Exercise goal -
Omit all pictures, then retype the data exactly as given.

◇ ◇ ◇

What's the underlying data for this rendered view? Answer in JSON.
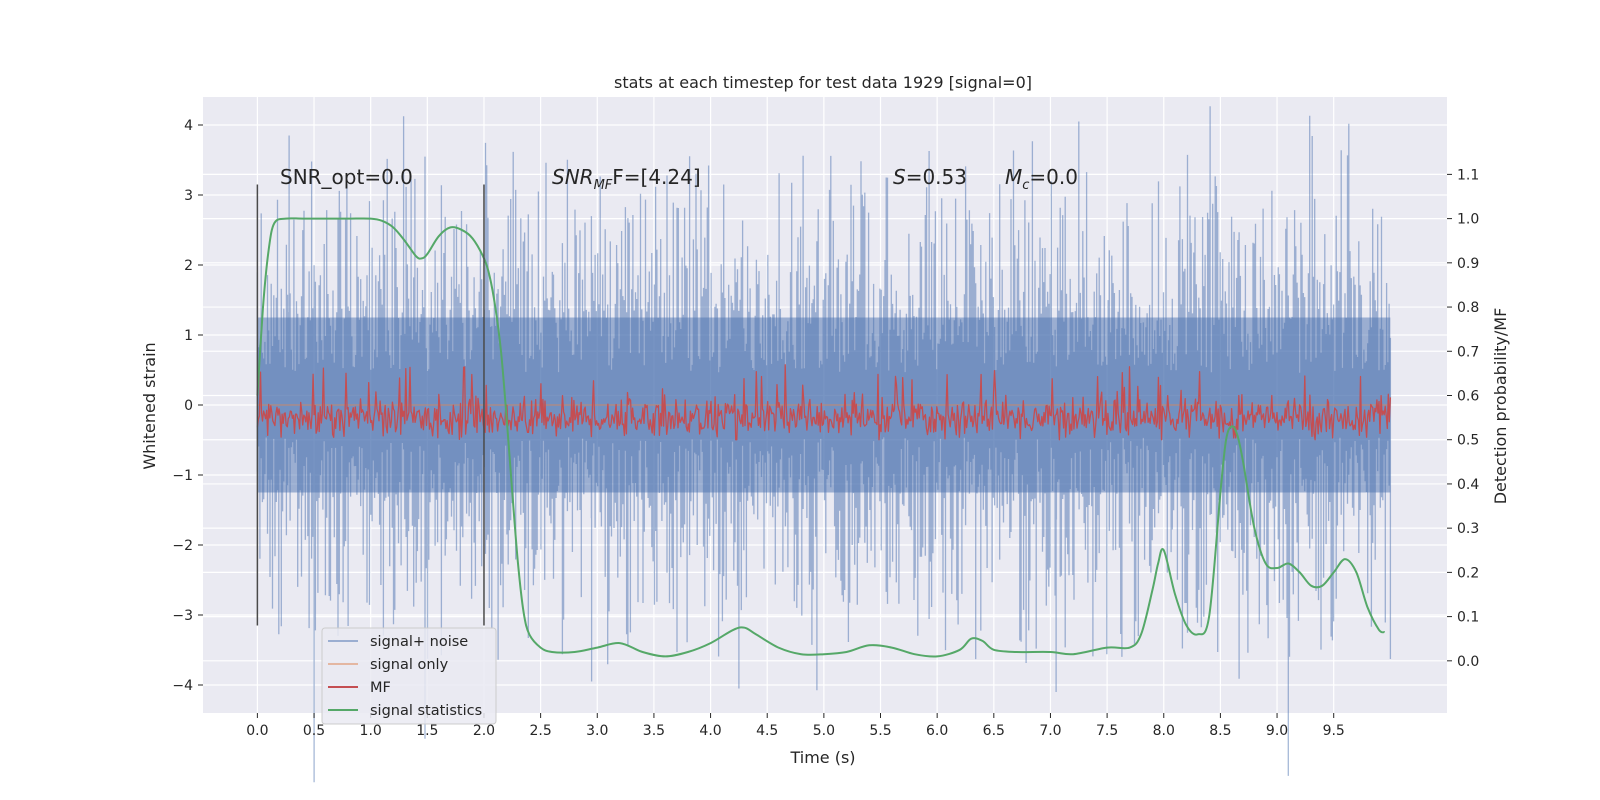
{
  "chart_data": {
    "type": "line",
    "title": "stats at each timestep for test data 1929 [signal=0]",
    "xlabel": "Time (s)",
    "ylabel": "Whitened strain",
    "y2label": "Detection probability/MF",
    "xlim": [
      -0.48,
      10.5
    ],
    "ylim": [
      -4.4,
      4.4
    ],
    "y2lim": [
      -0.118,
      1.275
    ],
    "x_ticks": [
      "0.0",
      "0.5",
      "1.0",
      "1.5",
      "2.0",
      "2.5",
      "3.0",
      "3.5",
      "4.0",
      "4.5",
      "5.0",
      "5.5",
      "6.0",
      "6.5",
      "7.0",
      "7.5",
      "8.0",
      "8.5",
      "9.0",
      "9.5"
    ],
    "x_tick_values": [
      0.0,
      0.5,
      1.0,
      1.5,
      2.0,
      2.5,
      3.0,
      3.5,
      4.0,
      4.5,
      5.0,
      5.5,
      6.0,
      6.5,
      7.0,
      7.5,
      8.0,
      8.5,
      9.0,
      9.5
    ],
    "y_ticks": [
      "−4",
      "−3",
      "−2",
      "−1",
      "0",
      "1",
      "2",
      "3",
      "4"
    ],
    "y_tick_values": [
      -4,
      -3,
      -2,
      -1,
      0,
      1,
      2,
      3,
      4
    ],
    "y2_ticks": [
      "0.0",
      "0.1",
      "0.2",
      "0.3",
      "0.4",
      "0.5",
      "0.6",
      "0.7",
      "0.8",
      "0.9",
      "1.0",
      "1.1"
    ],
    "y2_tick_values": [
      0.0,
      0.1,
      0.2,
      0.3,
      0.4,
      0.5,
      0.6,
      0.7,
      0.8,
      0.9,
      1.0,
      1.1
    ],
    "grid": true,
    "legend_position": "lower-left",
    "annotations": {
      "snr_opt": "SNR_opt=0.0",
      "snr_mf_main": "SNR",
      "snr_mf_sub": "MF",
      "snr_mf_rest": "F=[4.24]",
      "s_main": "S",
      "s_rest": "=0.53",
      "mc_main": "M",
      "mc_sub": "c",
      "mc_rest": "=0.0"
    },
    "vlines": [
      0.0,
      2.0
    ],
    "series": [
      {
        "name": "signal+ noise",
        "color": "#4c72b0",
        "x_range": [
          0.0,
          10.0
        ],
        "envelope_typical": [
          -2.3,
          2.3
        ],
        "envelope_extreme": [
          -4.1,
          4.1
        ],
        "y_peaks": [
          [
            0.28,
            3.85
          ],
          [
            7.25,
            4.05
          ],
          [
            7.05,
            -4.1
          ],
          [
            4.25,
            -4.05
          ],
          [
            2.95,
            -3.95
          ]
        ]
      },
      {
        "name": "signal only",
        "color": "#dd8452",
        "x": [
          0.0,
          10.0
        ],
        "y": [
          0.0,
          0.0
        ]
      },
      {
        "name": "MF",
        "color": "#c44e52",
        "axis": "right",
        "x_range": [
          0.0,
          10.0
        ],
        "typical_range": [
          0.5,
          0.6
        ],
        "max_approx": 0.67
      },
      {
        "name": "signal statistics",
        "color": "#55a868",
        "axis": "right",
        "x": [
          0.0,
          0.05,
          0.1,
          0.15,
          0.25,
          0.4,
          0.6,
          0.8,
          1.0,
          1.1,
          1.2,
          1.3,
          1.4,
          1.45,
          1.5,
          1.6,
          1.7,
          1.8,
          1.9,
          2.0,
          2.05,
          2.1,
          2.15,
          2.2,
          2.25,
          2.3,
          2.35,
          2.4,
          2.5,
          2.6,
          2.8,
          3.0,
          3.2,
          3.4,
          3.6,
          3.8,
          4.0,
          4.2,
          4.3,
          4.4,
          4.6,
          4.8,
          5.0,
          5.2,
          5.4,
          5.6,
          5.8,
          6.0,
          6.2,
          6.3,
          6.4,
          6.5,
          6.7,
          7.0,
          7.2,
          7.5,
          7.7,
          7.8,
          7.9,
          7.95,
          8.0,
          8.1,
          8.2,
          8.3,
          8.4,
          8.5,
          8.55,
          8.6,
          8.65,
          8.7,
          8.8,
          8.9,
          9.0,
          9.1,
          9.2,
          9.3,
          9.4,
          9.5,
          9.6,
          9.7,
          9.8,
          9.9,
          9.95
        ],
        "y": [
          0.6,
          0.8,
          0.93,
          0.99,
          1.0,
          1.0,
          1.0,
          1.0,
          1.0,
          0.995,
          0.98,
          0.95,
          0.915,
          0.91,
          0.92,
          0.96,
          0.98,
          0.975,
          0.955,
          0.91,
          0.87,
          0.8,
          0.7,
          0.55,
          0.38,
          0.22,
          0.11,
          0.06,
          0.03,
          0.02,
          0.02,
          0.03,
          0.04,
          0.02,
          0.01,
          0.02,
          0.04,
          0.07,
          0.075,
          0.06,
          0.03,
          0.015,
          0.015,
          0.02,
          0.035,
          0.03,
          0.015,
          0.01,
          0.025,
          0.05,
          0.045,
          0.025,
          0.02,
          0.02,
          0.015,
          0.03,
          0.03,
          0.06,
          0.16,
          0.22,
          0.25,
          0.15,
          0.08,
          0.06,
          0.1,
          0.38,
          0.5,
          0.53,
          0.51,
          0.45,
          0.3,
          0.22,
          0.21,
          0.22,
          0.2,
          0.17,
          0.17,
          0.2,
          0.23,
          0.2,
          0.12,
          0.07,
          0.065
        ]
      }
    ]
  }
}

◇ ◇ ◇

Result of the exercise -
What's the underlying data for this rendered view? Answer in JSON.
{
  "chart_data": {
    "type": "line",
    "title": "stats at each timestep for test data 1929 [signal=0]",
    "xlabel": "Time (s)",
    "ylabel": "Whitened strain",
    "y2label": "Detection probability/MF",
    "xlim": [
      -0.48,
      10.5
    ],
    "ylim": [
      -4.4,
      4.4
    ],
    "y2lim": [
      -0.118,
      1.275
    ],
    "x_ticks": [
      "0.0",
      "0.5",
      "1.0",
      "1.5",
      "2.0",
      "2.5",
      "3.0",
      "3.5",
      "4.0",
      "4.5",
      "5.0",
      "5.5",
      "6.0",
      "6.5",
      "7.0",
      "7.5",
      "8.0",
      "8.5",
      "9.0",
      "9.5"
    ],
    "x_tick_values": [
      0.0,
      0.5,
      1.0,
      1.5,
      2.0,
      2.5,
      3.0,
      3.5,
      4.0,
      4.5,
      5.0,
      5.5,
      6.0,
      6.5,
      7.0,
      7.5,
      8.0,
      8.5,
      9.0,
      9.5
    ],
    "y_ticks": [
      "−4",
      "−3",
      "−2",
      "−1",
      "0",
      "1",
      "2",
      "3",
      "4"
    ],
    "y_tick_values": [
      -4,
      -3,
      -2,
      -1,
      0,
      1,
      2,
      3,
      4
    ],
    "y2_ticks": [
      "0.0",
      "0.1",
      "0.2",
      "0.3",
      "0.4",
      "0.5",
      "0.6",
      "0.7",
      "0.8",
      "0.9",
      "1.0",
      "1.1"
    ],
    "y2_tick_values": [
      0.0,
      0.1,
      0.2,
      0.3,
      0.4,
      0.5,
      0.6,
      0.7,
      0.8,
      0.9,
      1.0,
      1.1
    ],
    "grid": true,
    "legend_position": "lower-left",
    "annotations": {
      "snr_opt": "SNR_opt=0.0",
      "snr_mf_main": "SNR",
      "snr_mf_sub": "MF",
      "snr_mf_rest": "F=[4.24]",
      "s_main": "S",
      "s_rest": "=0.53",
      "mc_main": "M",
      "mc_sub": "c",
      "mc_rest": "=0.0"
    },
    "vlines": [
      0.0,
      2.0
    ],
    "series": [
      {
        "name": "signal+ noise",
        "color": "#4c72b0",
        "x_range": [
          0.0,
          10.0
        ],
        "envelope_typical": [
          -2.3,
          2.3
        ],
        "envelope_extreme": [
          -4.1,
          4.1
        ],
        "y_peaks": [
          [
            0.28,
            3.85
          ],
          [
            7.25,
            4.05
          ],
          [
            7.05,
            -4.1
          ],
          [
            4.25,
            -4.05
          ],
          [
            2.95,
            -3.95
          ]
        ]
      },
      {
        "name": "signal only",
        "color": "#dd8452",
        "x": [
          0.0,
          10.0
        ],
        "y": [
          0.0,
          0.0
        ]
      },
      {
        "name": "MF",
        "color": "#c44e52",
        "axis": "right",
        "x_range": [
          0.0,
          10.0
        ],
        "typical_range": [
          0.5,
          0.6
        ],
        "max_approx": 0.67
      },
      {
        "name": "signal statistics",
        "color": "#55a868",
        "axis": "right",
        "x": [
          0.0,
          0.05,
          0.1,
          0.15,
          0.25,
          0.4,
          0.6,
          0.8,
          1.0,
          1.1,
          1.2,
          1.3,
          1.4,
          1.45,
          1.5,
          1.6,
          1.7,
          1.8,
          1.9,
          2.0,
          2.05,
          2.1,
          2.15,
          2.2,
          2.25,
          2.3,
          2.35,
          2.4,
          2.5,
          2.6,
          2.8,
          3.0,
          3.2,
          3.4,
          3.6,
          3.8,
          4.0,
          4.2,
          4.3,
          4.4,
          4.6,
          4.8,
          5.0,
          5.2,
          5.4,
          5.6,
          5.8,
          6.0,
          6.2,
          6.3,
          6.4,
          6.5,
          6.7,
          7.0,
          7.2,
          7.5,
          7.7,
          7.8,
          7.9,
          7.95,
          8.0,
          8.1,
          8.2,
          8.3,
          8.4,
          8.5,
          8.55,
          8.6,
          8.65,
          8.7,
          8.8,
          8.9,
          9.0,
          9.1,
          9.2,
          9.3,
          9.4,
          9.5,
          9.6,
          9.7,
          9.8,
          9.9,
          9.95
        ],
        "y": [
          0.6,
          0.8,
          0.93,
          0.99,
          1.0,
          1.0,
          1.0,
          1.0,
          1.0,
          0.995,
          0.98,
          0.95,
          0.915,
          0.91,
          0.92,
          0.96,
          0.98,
          0.975,
          0.955,
          0.91,
          0.87,
          0.8,
          0.7,
          0.55,
          0.38,
          0.22,
          0.11,
          0.06,
          0.03,
          0.02,
          0.02,
          0.03,
          0.04,
          0.02,
          0.01,
          0.02,
          0.04,
          0.07,
          0.075,
          0.06,
          0.03,
          0.015,
          0.015,
          0.02,
          0.035,
          0.03,
          0.015,
          0.01,
          0.025,
          0.05,
          0.045,
          0.025,
          0.02,
          0.02,
          0.015,
          0.03,
          0.03,
          0.06,
          0.16,
          0.22,
          0.25,
          0.15,
          0.08,
          0.06,
          0.1,
          0.38,
          0.5,
          0.53,
          0.51,
          0.45,
          0.3,
          0.22,
          0.21,
          0.22,
          0.2,
          0.17,
          0.17,
          0.2,
          0.23,
          0.2,
          0.12,
          0.07,
          0.065
        ]
      }
    ]
  }
}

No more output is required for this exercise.